DATASET EXCERPTS:
>>>
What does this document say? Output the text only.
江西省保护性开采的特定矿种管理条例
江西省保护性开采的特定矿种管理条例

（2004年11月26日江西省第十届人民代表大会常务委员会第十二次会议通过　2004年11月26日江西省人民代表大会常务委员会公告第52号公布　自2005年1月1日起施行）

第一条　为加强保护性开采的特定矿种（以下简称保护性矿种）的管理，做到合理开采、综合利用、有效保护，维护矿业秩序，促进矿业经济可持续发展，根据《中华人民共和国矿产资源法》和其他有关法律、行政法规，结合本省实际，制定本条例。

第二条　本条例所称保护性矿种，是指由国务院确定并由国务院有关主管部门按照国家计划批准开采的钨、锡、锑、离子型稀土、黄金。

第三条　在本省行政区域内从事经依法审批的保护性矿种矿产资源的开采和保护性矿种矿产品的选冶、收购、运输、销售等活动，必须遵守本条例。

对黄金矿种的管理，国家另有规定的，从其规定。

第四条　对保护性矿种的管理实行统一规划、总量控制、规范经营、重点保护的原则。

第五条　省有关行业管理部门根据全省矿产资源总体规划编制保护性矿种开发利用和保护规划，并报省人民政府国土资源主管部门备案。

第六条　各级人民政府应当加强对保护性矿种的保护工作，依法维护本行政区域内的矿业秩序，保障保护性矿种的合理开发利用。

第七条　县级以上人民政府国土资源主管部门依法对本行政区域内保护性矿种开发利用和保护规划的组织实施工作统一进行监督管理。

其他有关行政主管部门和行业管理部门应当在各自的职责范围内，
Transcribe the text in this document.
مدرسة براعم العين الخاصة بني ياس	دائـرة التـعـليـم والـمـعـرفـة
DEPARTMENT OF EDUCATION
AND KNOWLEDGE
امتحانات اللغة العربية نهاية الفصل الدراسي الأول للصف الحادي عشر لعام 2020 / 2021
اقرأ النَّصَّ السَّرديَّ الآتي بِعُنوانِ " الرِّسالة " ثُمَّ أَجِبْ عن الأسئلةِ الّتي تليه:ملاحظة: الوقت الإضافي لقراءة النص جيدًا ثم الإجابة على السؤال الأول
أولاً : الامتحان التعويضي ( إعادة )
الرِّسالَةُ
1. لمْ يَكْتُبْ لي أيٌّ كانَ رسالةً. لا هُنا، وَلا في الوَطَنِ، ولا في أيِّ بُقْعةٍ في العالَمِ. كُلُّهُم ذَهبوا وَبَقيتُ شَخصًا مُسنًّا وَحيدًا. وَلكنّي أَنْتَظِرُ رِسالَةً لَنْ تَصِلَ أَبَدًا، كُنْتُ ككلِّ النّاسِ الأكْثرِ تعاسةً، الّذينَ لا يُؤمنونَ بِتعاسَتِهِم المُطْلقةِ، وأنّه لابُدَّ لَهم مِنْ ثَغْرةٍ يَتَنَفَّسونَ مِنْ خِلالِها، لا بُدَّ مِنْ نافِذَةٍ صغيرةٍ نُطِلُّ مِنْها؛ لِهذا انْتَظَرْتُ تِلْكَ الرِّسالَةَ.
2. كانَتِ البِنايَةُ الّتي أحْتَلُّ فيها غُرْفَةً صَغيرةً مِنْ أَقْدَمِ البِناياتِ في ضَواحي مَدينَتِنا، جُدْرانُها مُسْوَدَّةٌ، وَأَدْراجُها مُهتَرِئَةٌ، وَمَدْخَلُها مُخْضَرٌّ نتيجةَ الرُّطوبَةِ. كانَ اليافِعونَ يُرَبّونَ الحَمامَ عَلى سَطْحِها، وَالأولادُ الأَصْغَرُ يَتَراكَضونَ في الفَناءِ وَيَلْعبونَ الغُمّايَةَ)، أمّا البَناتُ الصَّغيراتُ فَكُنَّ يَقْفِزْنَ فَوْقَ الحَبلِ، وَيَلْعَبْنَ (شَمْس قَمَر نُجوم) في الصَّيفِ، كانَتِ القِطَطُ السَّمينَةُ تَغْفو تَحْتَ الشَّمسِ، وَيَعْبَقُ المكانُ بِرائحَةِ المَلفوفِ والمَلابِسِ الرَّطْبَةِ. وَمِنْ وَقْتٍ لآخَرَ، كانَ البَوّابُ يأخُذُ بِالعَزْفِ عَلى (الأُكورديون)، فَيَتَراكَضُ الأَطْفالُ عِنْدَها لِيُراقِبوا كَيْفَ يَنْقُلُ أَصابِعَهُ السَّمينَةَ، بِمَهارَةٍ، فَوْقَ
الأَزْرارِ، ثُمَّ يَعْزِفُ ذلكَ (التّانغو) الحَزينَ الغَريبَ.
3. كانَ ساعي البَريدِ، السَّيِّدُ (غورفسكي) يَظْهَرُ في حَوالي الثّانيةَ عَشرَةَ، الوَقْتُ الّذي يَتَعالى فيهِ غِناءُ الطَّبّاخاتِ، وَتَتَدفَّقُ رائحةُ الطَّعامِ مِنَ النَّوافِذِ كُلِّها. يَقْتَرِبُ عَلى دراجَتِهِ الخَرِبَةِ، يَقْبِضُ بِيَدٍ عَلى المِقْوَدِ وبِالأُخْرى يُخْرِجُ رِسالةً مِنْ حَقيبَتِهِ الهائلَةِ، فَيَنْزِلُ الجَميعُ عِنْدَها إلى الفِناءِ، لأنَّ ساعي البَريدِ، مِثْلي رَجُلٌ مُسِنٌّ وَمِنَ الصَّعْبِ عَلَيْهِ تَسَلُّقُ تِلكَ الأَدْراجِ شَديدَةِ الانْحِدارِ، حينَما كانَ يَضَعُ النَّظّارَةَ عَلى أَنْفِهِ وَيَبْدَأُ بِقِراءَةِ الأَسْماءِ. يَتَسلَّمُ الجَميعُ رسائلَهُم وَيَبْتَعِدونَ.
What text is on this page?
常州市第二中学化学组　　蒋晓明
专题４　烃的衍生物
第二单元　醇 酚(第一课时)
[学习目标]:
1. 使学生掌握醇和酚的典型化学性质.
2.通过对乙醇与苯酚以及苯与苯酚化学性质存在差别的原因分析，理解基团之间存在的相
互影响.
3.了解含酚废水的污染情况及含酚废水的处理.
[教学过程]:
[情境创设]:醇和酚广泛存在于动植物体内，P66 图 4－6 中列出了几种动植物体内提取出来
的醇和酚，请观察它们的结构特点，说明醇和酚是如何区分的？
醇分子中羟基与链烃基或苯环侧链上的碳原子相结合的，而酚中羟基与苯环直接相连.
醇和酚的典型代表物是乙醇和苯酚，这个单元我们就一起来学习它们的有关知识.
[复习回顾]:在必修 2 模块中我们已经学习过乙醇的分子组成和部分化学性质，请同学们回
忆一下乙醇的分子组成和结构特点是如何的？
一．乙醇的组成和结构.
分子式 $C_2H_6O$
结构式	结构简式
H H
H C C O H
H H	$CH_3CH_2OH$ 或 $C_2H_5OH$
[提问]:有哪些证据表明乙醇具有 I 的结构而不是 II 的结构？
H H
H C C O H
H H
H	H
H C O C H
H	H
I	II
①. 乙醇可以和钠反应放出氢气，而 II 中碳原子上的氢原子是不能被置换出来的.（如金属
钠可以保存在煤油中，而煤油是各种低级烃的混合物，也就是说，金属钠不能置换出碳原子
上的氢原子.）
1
<<<
PROBLEM REQUIREMENTS:
Repeat the material above in full, exactly as it stands.

ANSWER FOR THE TASK:
What does this document say? Output the text only.
江西省保护性开采的特定矿种管理条例
江西省保护性开采的特定矿种管理条例

（2004年11月26日江西省第十届人民代表大会常务委员会第十二次会议通过　2004年11月26日江西省人民代表大会常务委员会公告第52号公布　自2005年1月1日起施行）

第一条　为加强保护性开采的特定矿种（以下简称保护性矿种）的管理，做到合理开采、综合利用、有效保护，维护矿业秩序，促进矿业经济可持续发展，根据《中华人民共和国矿产资源法》和其他有关法律、行政法规，结合本省实际，制定本条例。

第二条　本条例所称保护性矿种，是指由国务院确定并由国务院有关主管部门按照国家计划批准开采的钨、锡、锑、离子型稀土、黄金。

第三条　在本省行政区域内从事经依法审批的保护性矿种矿产资源的开采和保护性矿种矿产品的选冶、收购、运输、销售等活动，必须遵守本条例。

对黄金矿种的管理，国家另有规定的，从其规定。

第四条　对保护性矿种的管理实行统一规划、总量控制、规范经营、重点保护的原则。

第五条　省有关行业管理部门根据全省矿产资源总体规划编制保护性矿种开发利用和保护规划，并报省人民政府国土资源主管部门备案。

第六条　各级人民政府应当加强对保护性矿种的保护工作，依法维护本行政区域内的矿业秩序，保障保护性矿种的合理开发利用。

第七条　县级以上人民政府国土资源主管部门依法对本行政区域内保护性矿种开发利用和保护规划的组织实施工作统一进行监督管理。

其他有关行政主管部门和行业管理部门应当在各自的职责范围内，
Transcribe the text in this document.
مدرسة براعم العين الخاصة بني ياس	دائـرة التـعـليـم والـمـعـرفـة
DEPARTMENT OF EDUCATION
AND KNOWLEDGE
امتحانات اللغة العربية نهاية الفصل الدراسي الأول للصف الحادي عشر لعام 2020 / 2021
اقرأ النَّصَّ السَّرديَّ الآتي بِعُنوانِ " الرِّسالة " ثُمَّ أَجِبْ عن الأسئلةِ الّتي تليه:ملاحظة: الوقت الإضافي لقراءة النص جيدًا ثم الإجابة على السؤال الأول
أولاً : الامتحان التعويضي ( إعادة )
الرِّسالَةُ
1. لمْ يَكْتُبْ لي أيٌّ كانَ رسالةً. لا هُنا، وَلا في الوَطَنِ، ولا في أيِّ بُقْعةٍ في العالَمِ. كُلُّهُم ذَهبوا وَبَقيتُ شَخصًا مُسنًّا وَحيدًا. وَلكنّي أَنْتَظِرُ رِسالَةً لَنْ تَصِلَ أَبَدًا، كُنْتُ ككلِّ النّاسِ الأكْثرِ تعاسةً، الّذينَ لا يُؤمنونَ بِتعاسَتِهِم المُطْلقةِ، وأنّه لابُدَّ لَهم مِنْ ثَغْرةٍ يَتَنَفَّسونَ مِنْ خِلالِها، لا بُدَّ مِنْ نافِذَةٍ صغيرةٍ نُطِلُّ مِنْها؛ لِهذا انْتَظَرْتُ تِلْكَ الرِّسالَةَ.
2. كانَتِ البِنايَةُ الّتي أحْتَلُّ فيها غُرْفَةً صَغيرةً مِنْ أَقْدَمِ البِناياتِ في ضَواحي مَدينَتِنا، جُدْرانُها مُسْوَدَّةٌ، وَأَدْراجُها مُهتَرِئَةٌ، وَمَدْخَلُها مُخْضَرٌّ نتيجةَ الرُّطوبَةِ. كانَ اليافِعونَ يُرَبّونَ الحَمامَ عَلى سَطْحِها، وَالأولادُ الأَصْغَرُ يَتَراكَضونَ في الفَناءِ وَيَلْعبونَ الغُمّايَةَ)، أمّا البَناتُ الصَّغيراتُ فَكُنَّ يَقْفِزْنَ فَوْقَ الحَبلِ، وَيَلْعَبْنَ (شَمْس قَمَر نُجوم) في الصَّيفِ، كانَتِ القِطَطُ السَّمينَةُ تَغْفو تَحْتَ الشَّمسِ، وَيَعْبَقُ المكانُ بِرائحَةِ المَلفوفِ والمَلابِسِ الرَّطْبَةِ. وَمِنْ وَقْتٍ لآخَرَ، كانَ البَوّابُ يأخُذُ بِالعَزْفِ عَلى (الأُكورديون)، فَيَتَراكَضُ الأَطْفالُ عِنْدَها لِيُراقِبوا كَيْفَ يَنْقُلُ أَصابِعَهُ السَّمينَةَ، بِمَهارَةٍ، فَوْقَ
الأَزْرارِ، ثُمَّ يَعْزِفُ ذلكَ (التّانغو) الحَزينَ الغَريبَ.
3. كانَ ساعي البَريدِ، السَّيِّدُ (غورفسكي) يَظْهَرُ في حَوالي الثّانيةَ عَشرَةَ، الوَقْتُ الّذي يَتَعالى فيهِ غِناءُ الطَّبّاخاتِ، وَتَتَدفَّقُ رائحةُ الطَّعامِ مِنَ النَّوافِذِ كُلِّها. يَقْتَرِبُ عَلى دراجَتِهِ الخَرِبَةِ، يَقْبِضُ بِيَدٍ عَلى المِقْوَدِ وبِالأُخْرى يُخْرِجُ رِسالةً مِنْ حَقيبَتِهِ الهائلَةِ، فَيَنْزِلُ الجَميعُ عِنْدَها إلى الفِناءِ، لأنَّ ساعي البَريدِ، مِثْلي رَجُلٌ مُسِنٌّ وَمِنَ الصَّعْبِ عَلَيْهِ تَسَلُّقُ تِلكَ الأَدْراجِ شَديدَةِ الانْحِدارِ، حينَما كانَ يَضَعُ النَّظّارَةَ عَلى أَنْفِهِ وَيَبْدَأُ بِقِراءَةِ الأَسْماءِ. يَتَسلَّمُ الجَميعُ رسائلَهُم وَيَبْتَعِدونَ.
What text is on this page?
常州市第二中学化学组　　蒋晓明
专题４　烃的衍生物
第二单元　醇 酚(第一课时)
[学习目标]:
1. 使学生掌握醇和酚的典型化学性质.
2.通过对乙醇与苯酚以及苯与苯酚化学性质存在差别的原因分析，理解基团之间存在的相
互影响.
3.了解含酚废水的污染情况及含酚废水的处理.
[教学过程]:
[情境创设]:醇和酚广泛存在于动植物体内，P66 图 4－6 中列出了几种动植物体内提取出来
的醇和酚，请观察它们的结构特点，说明醇和酚是如何区分的？
醇分子中羟基与链烃基或苯环侧链上的碳原子相结合的，而酚中羟基与苯环直接相连.
醇和酚的典型代表物是乙醇和苯酚，这个单元我们就一起来学习它们的有关知识.
[复习回顾]:在必修 2 模块中我们已经学习过乙醇的分子组成和部分化学性质，请同学们回
忆一下乙醇的分子组成和结构特点是如何的？
一．乙醇的组成和结构.
分子式 $C_2H_6O$
结构式	结构简式
H H
H C C O H
H H	$CH_3CH_2OH$ 或 $C_2H_5OH$
[提问]:有哪些证据表明乙醇具有 I 的结构而不是 II 的结构？
H H
H C C O H
H H
H	H
H C O C H
H	H
I	II
①. 乙醇可以和钠反应放出氢气，而 II 中碳原子上的氢原子是不能被置换出来的.（如金属
钠可以保存在煤油中，而煤油是各种低级烃的混合物，也就是说，金属钠不能置换出碳原子
上的氢原子.）
1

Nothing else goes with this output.